DATASET RECORDS

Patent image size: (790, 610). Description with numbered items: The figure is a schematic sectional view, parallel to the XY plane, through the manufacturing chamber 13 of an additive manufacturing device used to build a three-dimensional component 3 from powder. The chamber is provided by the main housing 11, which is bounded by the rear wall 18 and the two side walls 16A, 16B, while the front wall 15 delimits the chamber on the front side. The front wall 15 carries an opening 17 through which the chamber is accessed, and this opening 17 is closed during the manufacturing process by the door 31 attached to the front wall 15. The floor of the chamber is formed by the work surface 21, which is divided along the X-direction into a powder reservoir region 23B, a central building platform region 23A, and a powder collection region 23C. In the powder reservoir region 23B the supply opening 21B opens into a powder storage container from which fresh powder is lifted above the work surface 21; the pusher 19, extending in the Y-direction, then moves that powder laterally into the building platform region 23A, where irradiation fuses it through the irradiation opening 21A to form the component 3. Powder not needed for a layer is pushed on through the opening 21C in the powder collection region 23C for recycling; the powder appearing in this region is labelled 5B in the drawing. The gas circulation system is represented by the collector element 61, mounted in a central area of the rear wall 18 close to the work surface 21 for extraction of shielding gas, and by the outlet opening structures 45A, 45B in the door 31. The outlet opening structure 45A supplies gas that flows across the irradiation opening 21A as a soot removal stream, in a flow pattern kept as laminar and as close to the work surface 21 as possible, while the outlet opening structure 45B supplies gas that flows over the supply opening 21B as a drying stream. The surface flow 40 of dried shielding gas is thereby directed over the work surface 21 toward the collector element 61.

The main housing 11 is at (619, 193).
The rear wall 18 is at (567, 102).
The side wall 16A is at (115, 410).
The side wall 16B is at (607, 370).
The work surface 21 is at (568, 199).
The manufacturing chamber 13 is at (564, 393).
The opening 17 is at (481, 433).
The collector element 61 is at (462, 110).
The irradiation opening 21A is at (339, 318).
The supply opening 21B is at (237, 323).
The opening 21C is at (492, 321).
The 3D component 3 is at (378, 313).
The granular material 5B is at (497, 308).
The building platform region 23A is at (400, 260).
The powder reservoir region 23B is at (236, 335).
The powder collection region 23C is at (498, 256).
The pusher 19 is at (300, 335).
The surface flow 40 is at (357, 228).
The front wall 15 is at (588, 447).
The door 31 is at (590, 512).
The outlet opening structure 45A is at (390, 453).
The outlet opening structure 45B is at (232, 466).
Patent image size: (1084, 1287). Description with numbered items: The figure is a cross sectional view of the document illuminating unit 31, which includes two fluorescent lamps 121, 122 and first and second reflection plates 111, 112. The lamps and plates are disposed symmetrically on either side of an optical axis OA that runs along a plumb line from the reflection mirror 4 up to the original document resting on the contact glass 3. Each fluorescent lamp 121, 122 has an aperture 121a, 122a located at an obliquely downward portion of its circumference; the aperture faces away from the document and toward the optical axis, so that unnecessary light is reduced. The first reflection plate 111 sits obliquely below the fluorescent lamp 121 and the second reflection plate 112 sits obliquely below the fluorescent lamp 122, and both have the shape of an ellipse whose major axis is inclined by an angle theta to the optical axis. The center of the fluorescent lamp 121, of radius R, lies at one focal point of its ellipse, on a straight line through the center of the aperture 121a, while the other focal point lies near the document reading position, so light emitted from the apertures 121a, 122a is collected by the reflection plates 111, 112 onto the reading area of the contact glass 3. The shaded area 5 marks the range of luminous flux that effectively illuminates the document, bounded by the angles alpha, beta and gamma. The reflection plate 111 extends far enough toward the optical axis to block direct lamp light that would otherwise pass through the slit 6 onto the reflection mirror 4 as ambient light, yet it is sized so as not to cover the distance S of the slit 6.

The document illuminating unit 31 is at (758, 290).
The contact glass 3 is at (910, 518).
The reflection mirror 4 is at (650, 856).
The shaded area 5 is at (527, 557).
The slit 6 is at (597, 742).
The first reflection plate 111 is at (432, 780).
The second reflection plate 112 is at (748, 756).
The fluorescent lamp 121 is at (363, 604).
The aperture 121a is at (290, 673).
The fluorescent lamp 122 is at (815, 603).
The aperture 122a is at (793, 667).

WHAT YOU WILL DO
Copy all of the lines above, word for word.

SOLUTION BELOW
Patent image size: (790, 610). Description with numbered items: The figure is a schematic sectional view, parallel to the XY plane, through the manufacturing chamber 13 of an additive manufacturing device used to build a three-dimensional component 3 from powder. The chamber is provided by the main housing 11, which is bounded by the rear wall 18 and the two side walls 16A, 16B, while the front wall 15 delimits the chamber on the front side. The front wall 15 carries an opening 17 through which the chamber is accessed, and this opening 17 is closed during the manufacturing process by the door 31 attached to the front wall 15. The floor of the chamber is formed by the work surface 21, which is divided along the X-direction into a powder reservoir region 23B, a central building platform region 23A, and a powder collection region 23C. In the powder reservoir region 23B the supply opening 21B opens into a powder storage container from which fresh powder is lifted above the work surface 21; the pusher 19, extending in the Y-direction, then moves that powder laterally into the building platform region 23A, where irradiation fuses it through the irradiation opening 21A to form the component 3. Powder not needed for a layer is pushed on through the opening 21C in the powder collection region 23C for recycling; the powder appearing in this region is labelled 5B in the drawing. The gas circulation system is represented by the collector element 61, mounted in a central area of the rear wall 18 close to the work surface 21 for extraction of shielding gas, and by the outlet opening structures 45A, 45B in the door 31. The outlet opening structure 45A supplies gas that flows across the irradiation opening 21A as a soot removal stream, in a flow pattern kept as laminar and as close to the work surface 21 as possible, while the outlet opening structure 45B supplies gas that flows over the supply opening 21B as a drying stream. The surface flow 40 of dried shielding gas is thereby directed over the work surface 21 toward the collector element 61.

The main housing 11 is at (619, 193).
The rear wall 18 is at (567, 102).
The side wall 16A is at (115, 410).
The side wall 16B is at (607, 370).
The work surface 21 is at (568, 199).
The manufacturing chamber 13 is at (564, 393).
The opening 17 is at (481, 433).
The collector element 61 is at (462, 110).
The irradiation opening 21A is at (339, 318).
The supply opening 21B is at (237, 323).
The opening 21C is at (492, 321).
The 3D component 3 is at (378, 313).
The granular material 5B is at (497, 308).
The building platform region 23A is at (400, 260).
The powder reservoir region 23B is at (236, 335).
The powder collection region 23C is at (498, 256).
The pusher 19 is at (300, 335).
The surface flow 40 is at (357, 228).
The front wall 15 is at (588, 447).
The door 31 is at (590, 512).
The outlet opening structure 45A is at (390, 453).
The outlet opening structure 45B is at (232, 466).
Patent image size: (1084, 1287). Description with numbered items: The figure is a cross sectional view of the document illuminating unit 31, which includes two fluorescent lamps 121, 122 and first and second reflection plates 111, 112. The lamps and plates are disposed symmetrically on either side of an optical axis OA that runs along a plumb line from the reflection mirror 4 up to the original document resting on the contact glass 3. Each fluorescent lamp 121, 122 has an aperture 121a, 122a located at an obliquely downward portion of its circumference; the aperture faces away from the document and toward the optical axis, so that unnecessary light is reduced. The first reflection plate 111 sits obliquely below the fluorescent lamp 121 and the second reflection plate 112 sits obliquely below the fluorescent lamp 122, and both have the shape of an ellipse whose major axis is inclined by an angle theta to the optical axis. The center of the fluorescent lamp 121, of radius R, lies at one focal point of its ellipse, on a straight line through the center of the aperture 121a, while the other focal point lies near the document reading position, so light emitted from the apertures 121a, 122a is collected by the reflection plates 111, 112 onto the reading area of the contact glass 3. The shaded area 5 marks the range of luminous flux that effectively illuminates the document, bounded by the angles alpha, beta and gamma. The reflection plate 111 extends far enough toward the optical axis to block direct lamp light that would otherwise pass through the slit 6 onto the reflection mirror 4 as ambient light, yet it is sized so as not to cover the distance S of the slit 6.

The document illuminating unit 31 is at (758, 290).
The contact glass 3 is at (910, 518).
The reflection mirror 4 is at (650, 856).
The shaded area 5 is at (527, 557).
The slit 6 is at (597, 742).
The first reflection plate 111 is at (432, 780).
The second reflection plate 112 is at (748, 756).
The fluorescent lamp 121 is at (363, 604).
The aperture 121a is at (290, 673).
The fluorescent lamp 122 is at (815, 603).
The aperture 122a is at (793, 667).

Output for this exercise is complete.